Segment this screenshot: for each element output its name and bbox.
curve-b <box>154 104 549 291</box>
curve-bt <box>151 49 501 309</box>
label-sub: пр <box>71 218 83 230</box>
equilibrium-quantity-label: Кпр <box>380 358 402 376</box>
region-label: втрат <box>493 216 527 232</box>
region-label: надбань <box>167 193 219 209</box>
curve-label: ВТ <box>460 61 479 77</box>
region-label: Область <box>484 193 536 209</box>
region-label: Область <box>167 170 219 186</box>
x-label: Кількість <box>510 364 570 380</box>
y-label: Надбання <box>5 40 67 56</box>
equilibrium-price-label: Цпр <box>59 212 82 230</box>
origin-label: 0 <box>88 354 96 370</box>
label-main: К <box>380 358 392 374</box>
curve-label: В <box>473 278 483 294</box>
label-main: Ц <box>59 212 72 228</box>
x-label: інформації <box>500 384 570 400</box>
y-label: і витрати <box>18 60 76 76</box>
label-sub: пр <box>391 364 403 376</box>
__________________________________________________
Exercise> Copy every line of the records above without changing anything.

Answer for this exercise>
Segment this screenshot: for each element output its name and bbox.
curve-b <box>154 104 549 291</box>
curve-bt <box>151 49 501 309</box>
label-sub: пр <box>71 218 83 230</box>
equilibrium-quantity-label: Кпр <box>380 358 402 376</box>
region-label: втрат <box>493 216 527 232</box>
region-label: надбань <box>167 193 219 209</box>
curve-label: ВТ <box>460 61 479 77</box>
region-label: Область <box>484 193 536 209</box>
region-label: Область <box>167 170 219 186</box>
x-label: Кількість <box>510 364 570 380</box>
y-label: Надбання <box>5 40 67 56</box>
equilibrium-price-label: Цпр <box>59 212 82 230</box>
origin-label: 0 <box>88 354 96 370</box>
label-main: К <box>380 358 392 374</box>
curve-label: В <box>473 278 483 294</box>
label-main: Ц <box>59 212 72 228</box>
x-label: інформації <box>500 384 570 400</box>
y-label: і витрати <box>18 60 76 76</box>
label-sub: пр <box>391 364 403 376</box>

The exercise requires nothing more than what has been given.